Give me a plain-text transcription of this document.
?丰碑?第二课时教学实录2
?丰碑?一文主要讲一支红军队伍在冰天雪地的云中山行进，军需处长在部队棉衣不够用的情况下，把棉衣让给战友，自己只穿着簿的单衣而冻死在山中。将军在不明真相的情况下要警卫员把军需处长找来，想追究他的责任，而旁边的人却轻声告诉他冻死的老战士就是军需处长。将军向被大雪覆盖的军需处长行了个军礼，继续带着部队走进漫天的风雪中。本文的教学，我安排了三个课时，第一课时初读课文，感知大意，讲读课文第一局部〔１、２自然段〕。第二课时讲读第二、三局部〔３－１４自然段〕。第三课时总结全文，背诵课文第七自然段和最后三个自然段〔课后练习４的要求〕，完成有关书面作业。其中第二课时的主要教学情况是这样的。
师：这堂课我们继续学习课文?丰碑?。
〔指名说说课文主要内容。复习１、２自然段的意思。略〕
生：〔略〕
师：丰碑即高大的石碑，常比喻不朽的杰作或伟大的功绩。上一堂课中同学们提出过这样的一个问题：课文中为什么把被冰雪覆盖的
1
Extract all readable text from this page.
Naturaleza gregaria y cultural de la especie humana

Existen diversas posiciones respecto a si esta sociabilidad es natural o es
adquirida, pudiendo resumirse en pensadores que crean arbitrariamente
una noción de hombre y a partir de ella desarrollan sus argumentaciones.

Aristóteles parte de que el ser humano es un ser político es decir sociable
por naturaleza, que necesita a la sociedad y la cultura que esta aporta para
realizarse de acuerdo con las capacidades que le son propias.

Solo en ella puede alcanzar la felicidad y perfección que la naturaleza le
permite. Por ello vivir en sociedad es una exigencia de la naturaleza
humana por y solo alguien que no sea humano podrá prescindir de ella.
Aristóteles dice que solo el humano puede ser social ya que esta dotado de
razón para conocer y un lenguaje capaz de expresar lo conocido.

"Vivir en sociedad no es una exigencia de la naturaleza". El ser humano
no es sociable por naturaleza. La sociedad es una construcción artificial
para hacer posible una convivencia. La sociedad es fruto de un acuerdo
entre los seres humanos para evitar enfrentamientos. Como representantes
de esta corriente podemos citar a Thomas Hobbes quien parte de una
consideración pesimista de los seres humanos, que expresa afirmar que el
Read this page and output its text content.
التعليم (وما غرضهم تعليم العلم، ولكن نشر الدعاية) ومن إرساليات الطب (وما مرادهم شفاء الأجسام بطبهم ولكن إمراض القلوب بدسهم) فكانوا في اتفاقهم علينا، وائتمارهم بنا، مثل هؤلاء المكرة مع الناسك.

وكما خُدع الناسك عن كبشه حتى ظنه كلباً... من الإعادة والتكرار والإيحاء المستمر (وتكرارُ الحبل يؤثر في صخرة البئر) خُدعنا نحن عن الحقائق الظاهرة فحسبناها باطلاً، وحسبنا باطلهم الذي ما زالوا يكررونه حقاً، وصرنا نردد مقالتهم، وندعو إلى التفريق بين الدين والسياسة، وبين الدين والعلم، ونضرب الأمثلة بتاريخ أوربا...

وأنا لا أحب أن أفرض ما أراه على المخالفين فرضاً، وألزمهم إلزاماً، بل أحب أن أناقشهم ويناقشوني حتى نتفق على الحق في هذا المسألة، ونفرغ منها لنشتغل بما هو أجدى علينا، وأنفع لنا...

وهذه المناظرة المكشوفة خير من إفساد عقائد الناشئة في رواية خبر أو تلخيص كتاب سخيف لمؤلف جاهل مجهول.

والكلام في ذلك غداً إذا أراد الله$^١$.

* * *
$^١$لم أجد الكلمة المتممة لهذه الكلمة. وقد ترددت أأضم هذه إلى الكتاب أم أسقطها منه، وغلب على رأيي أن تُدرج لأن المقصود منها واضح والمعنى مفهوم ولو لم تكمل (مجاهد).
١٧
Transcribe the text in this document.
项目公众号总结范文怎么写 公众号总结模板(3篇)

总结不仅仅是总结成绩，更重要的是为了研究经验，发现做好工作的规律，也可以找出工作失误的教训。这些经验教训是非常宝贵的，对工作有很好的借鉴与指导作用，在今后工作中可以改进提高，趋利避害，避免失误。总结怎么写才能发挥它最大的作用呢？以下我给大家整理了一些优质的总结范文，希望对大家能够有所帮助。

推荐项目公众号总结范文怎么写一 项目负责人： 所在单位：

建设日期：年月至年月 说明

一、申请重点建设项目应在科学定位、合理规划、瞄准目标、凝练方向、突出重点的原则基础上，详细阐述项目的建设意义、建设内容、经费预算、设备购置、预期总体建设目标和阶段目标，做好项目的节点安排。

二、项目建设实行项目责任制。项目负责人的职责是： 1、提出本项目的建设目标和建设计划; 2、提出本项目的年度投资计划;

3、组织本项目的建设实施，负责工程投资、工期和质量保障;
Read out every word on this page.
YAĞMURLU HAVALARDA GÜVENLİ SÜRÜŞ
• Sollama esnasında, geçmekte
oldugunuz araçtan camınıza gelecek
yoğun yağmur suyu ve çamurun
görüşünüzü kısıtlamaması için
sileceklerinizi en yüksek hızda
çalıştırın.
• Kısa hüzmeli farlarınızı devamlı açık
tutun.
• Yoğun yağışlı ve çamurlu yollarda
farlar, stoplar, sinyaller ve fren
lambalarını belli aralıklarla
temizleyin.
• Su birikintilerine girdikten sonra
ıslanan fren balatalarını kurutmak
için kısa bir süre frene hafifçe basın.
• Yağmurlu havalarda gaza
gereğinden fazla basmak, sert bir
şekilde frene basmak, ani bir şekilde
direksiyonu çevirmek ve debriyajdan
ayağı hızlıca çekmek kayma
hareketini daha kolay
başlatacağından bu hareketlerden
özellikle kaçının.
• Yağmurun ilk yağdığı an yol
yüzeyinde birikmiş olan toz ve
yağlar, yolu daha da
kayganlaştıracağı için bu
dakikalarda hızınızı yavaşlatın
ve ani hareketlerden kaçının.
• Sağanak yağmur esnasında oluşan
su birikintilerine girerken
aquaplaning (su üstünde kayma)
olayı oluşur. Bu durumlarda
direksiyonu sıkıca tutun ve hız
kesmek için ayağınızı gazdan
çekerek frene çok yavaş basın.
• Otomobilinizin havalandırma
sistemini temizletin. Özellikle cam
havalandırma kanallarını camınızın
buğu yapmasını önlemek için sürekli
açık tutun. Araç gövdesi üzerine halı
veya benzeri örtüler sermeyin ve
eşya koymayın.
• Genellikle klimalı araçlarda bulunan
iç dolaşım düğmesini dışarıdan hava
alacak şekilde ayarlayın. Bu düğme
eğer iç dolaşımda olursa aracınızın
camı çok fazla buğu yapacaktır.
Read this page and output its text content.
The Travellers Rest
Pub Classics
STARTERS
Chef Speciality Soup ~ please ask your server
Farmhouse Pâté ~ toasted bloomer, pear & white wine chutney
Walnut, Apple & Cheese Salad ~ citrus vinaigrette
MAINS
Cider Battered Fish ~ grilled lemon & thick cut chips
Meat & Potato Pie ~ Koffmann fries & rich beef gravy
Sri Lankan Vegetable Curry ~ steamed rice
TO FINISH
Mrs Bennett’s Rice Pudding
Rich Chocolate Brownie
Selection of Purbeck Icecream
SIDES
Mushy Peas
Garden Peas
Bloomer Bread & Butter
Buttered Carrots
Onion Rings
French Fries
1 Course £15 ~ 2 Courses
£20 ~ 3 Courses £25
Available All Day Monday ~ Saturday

########################################

Write out every entry again exactly, please, with nothing missing.

Give me a plain-text transcription of this document.
?丰碑?第二课时教学实录2
?丰碑?一文主要讲一支红军队伍在冰天雪地的云中山行进，军需处长在部队棉衣不够用的情况下，把棉衣让给战友，自己只穿着簿的单衣而冻死在山中。将军在不明真相的情况下要警卫员把军需处长找来，想追究他的责任，而旁边的人却轻声告诉他冻死的老战士就是军需处长。将军向被大雪覆盖的军需处长行了个军礼，继续带着部队走进漫天的风雪中。本文的教学，我安排了三个课时，第一课时初读课文，感知大意，讲读课文第一局部〔１、２自然段〕。第二课时讲读第二、三局部〔３－１４自然段〕。第三课时总结全文，背诵课文第七自然段和最后三个自然段〔课后练习４的要求〕，完成有关书面作业。其中第二课时的主要教学情况是这样的。
师：这堂课我们继续学习课文?丰碑?。
〔指名说说课文主要内容。复习１、２自然段的意思。略〕
生：〔略〕
师：丰碑即高大的石碑，常比喻不朽的杰作或伟大的功绩。上一堂课中同学们提出过这样的一个问题：课文中为什么把被冰雪覆盖的
1
Extract all readable text from this page.
Naturaleza gregaria y cultural de la especie humana

Existen diversas posiciones respecto a si esta sociabilidad es natural o es
adquirida, pudiendo resumirse en pensadores que crean arbitrariamente
una noción de hombre y a partir de ella desarrollan sus argumentaciones.

Aristóteles parte de que el ser humano es un ser político es decir sociable
por naturaleza, que necesita a la sociedad y la cultura que esta aporta para
realizarse de acuerdo con las capacidades que le son propias.

Solo en ella puede alcanzar la felicidad y perfección que la naturaleza le
permite. Por ello vivir en sociedad es una exigencia de la naturaleza
humana por y solo alguien que no sea humano podrá prescindir de ella.
Aristóteles dice que solo el humano puede ser social ya que esta dotado de
razón para conocer y un lenguaje capaz de expresar lo conocido.

"Vivir en sociedad no es una exigencia de la naturaleza". El ser humano
no es sociable por naturaleza. La sociedad es una construcción artificial
para hacer posible una convivencia. La sociedad es fruto de un acuerdo
entre los seres humanos para evitar enfrentamientos. Como representantes
de esta corriente podemos citar a Thomas Hobbes quien parte de una
consideración pesimista de los seres humanos, que expresa afirmar que el
Read this page and output its text content.
التعليم (وما غرضهم تعليم العلم، ولكن نشر الدعاية) ومن إرساليات الطب (وما مرادهم شفاء الأجسام بطبهم ولكن إمراض القلوب بدسهم) فكانوا في اتفاقهم علينا، وائتمارهم بنا، مثل هؤلاء المكرة مع الناسك.

وكما خُدع الناسك عن كبشه حتى ظنه كلباً... من الإعادة والتكرار والإيحاء المستمر (وتكرارُ الحبل يؤثر في صخرة البئر) خُدعنا نحن عن الحقائق الظاهرة فحسبناها باطلاً، وحسبنا باطلهم الذي ما زالوا يكررونه حقاً، وصرنا نردد مقالتهم، وندعو إلى التفريق بين الدين والسياسة، وبين الدين والعلم، ونضرب الأمثلة بتاريخ أوربا...

وأنا لا أحب أن أفرض ما أراه على المخالفين فرضاً، وألزمهم إلزاماً، بل أحب أن أناقشهم ويناقشوني حتى نتفق على الحق في هذا المسألة، ونفرغ منها لنشتغل بما هو أجدى علينا، وأنفع لنا...

وهذه المناظرة المكشوفة خير من إفساد عقائد الناشئة في رواية خبر أو تلخيص كتاب سخيف لمؤلف جاهل مجهول.

والكلام في ذلك غداً إذا أراد الله$^١$.

* * *
$^١$لم أجد الكلمة المتممة لهذه الكلمة. وقد ترددت أأضم هذه إلى الكتاب أم أسقطها منه، وغلب على رأيي أن تُدرج لأن المقصود منها واضح والمعنى مفهوم ولو لم تكمل (مجاهد).
١٧
Transcribe the text in this document.
项目公众号总结范文怎么写 公众号总结模板(3篇)

总结不仅仅是总结成绩，更重要的是为了研究经验，发现做好工作的规律，也可以找出工作失误的教训。这些经验教训是非常宝贵的，对工作有很好的借鉴与指导作用，在今后工作中可以改进提高，趋利避害，避免失误。总结怎么写才能发挥它最大的作用呢？以下我给大家整理了一些优质的总结范文，希望对大家能够有所帮助。

推荐项目公众号总结范文怎么写一 项目负责人： 所在单位：

建设日期：年月至年月 说明

一、申请重点建设项目应在科学定位、合理规划、瞄准目标、凝练方向、突出重点的原则基础上，详细阐述项目的建设意义、建设内容、经费预算、设备购置、预期总体建设目标和阶段目标，做好项目的节点安排。

二、项目建设实行项目责任制。项目负责人的职责是： 1、提出本项目的建设目标和建设计划; 2、提出本项目的年度投资计划;

3、组织本项目的建设实施，负责工程投资、工期和质量保障;
Read out every word on this page.
YAĞMURLU HAVALARDA GÜVENLİ SÜRÜŞ
• Sollama esnasında, geçmekte
oldugunuz araçtan camınıza gelecek
yoğun yağmur suyu ve çamurun
görüşünüzü kısıtlamaması için
sileceklerinizi en yüksek hızda
çalıştırın.
• Kısa hüzmeli farlarınızı devamlı açık
tutun.
• Yoğun yağışlı ve çamurlu yollarda
farlar, stoplar, sinyaller ve fren
lambalarını belli aralıklarla
temizleyin.
• Su birikintilerine girdikten sonra
ıslanan fren balatalarını kurutmak
için kısa bir süre frene hafifçe basın.
• Yağmurlu havalarda gaza
gereğinden fazla basmak, sert bir
şekilde frene basmak, ani bir şekilde
direksiyonu çevirmek ve debriyajdan
ayağı hızlıca çekmek kayma
hareketini daha kolay
başlatacağından bu hareketlerden
özellikle kaçının.
• Yağmurun ilk yağdığı an yol
yüzeyinde birikmiş olan toz ve
yağlar, yolu daha da
kayganlaştıracağı için bu
dakikalarda hızınızı yavaşlatın
ve ani hareketlerden kaçının.
• Sağanak yağmur esnasında oluşan
su birikintilerine girerken
aquaplaning (su üstünde kayma)
olayı oluşur. Bu durumlarda
direksiyonu sıkıca tutun ve hız
kesmek için ayağınızı gazdan
çekerek frene çok yavaş basın.
• Otomobilinizin havalandırma
sistemini temizletin. Özellikle cam
havalandırma kanallarını camınızın
buğu yapmasını önlemek için sürekli
açık tutun. Araç gövdesi üzerine halı
veya benzeri örtüler sermeyin ve
eşya koymayın.
• Genellikle klimalı araçlarda bulunan
iç dolaşım düğmesini dışarıdan hava
alacak şekilde ayarlayın. Bu düğme
eğer iç dolaşımda olursa aracınızın
camı çok fazla buğu yapacaktır.
Read this page and output its text content.
The Travellers Rest
Pub Classics
STARTERS
Chef Speciality Soup ~ please ask your server
Farmhouse Pâté ~ toasted bloomer, pear & white wine chutney
Walnut, Apple & Cheese Salad ~ citrus vinaigrette
MAINS
Cider Battered Fish ~ grilled lemon & thick cut chips
Meat & Potato Pie ~ Koffmann fries & rich beef gravy
Sri Lankan Vegetable Curry ~ steamed rice
TO FINISH
Mrs Bennett’s Rice Pudding
Rich Chocolate Brownie
Selection of Purbeck Icecream
SIDES
Mushy Peas
Garden Peas
Bloomer Bread & Butter
Buttered Carrots
Onion Rings
French Fries
1 Course £15 ~ 2 Courses
£20 ~ 3 Courses £25
Available All Day Monday ~ Saturday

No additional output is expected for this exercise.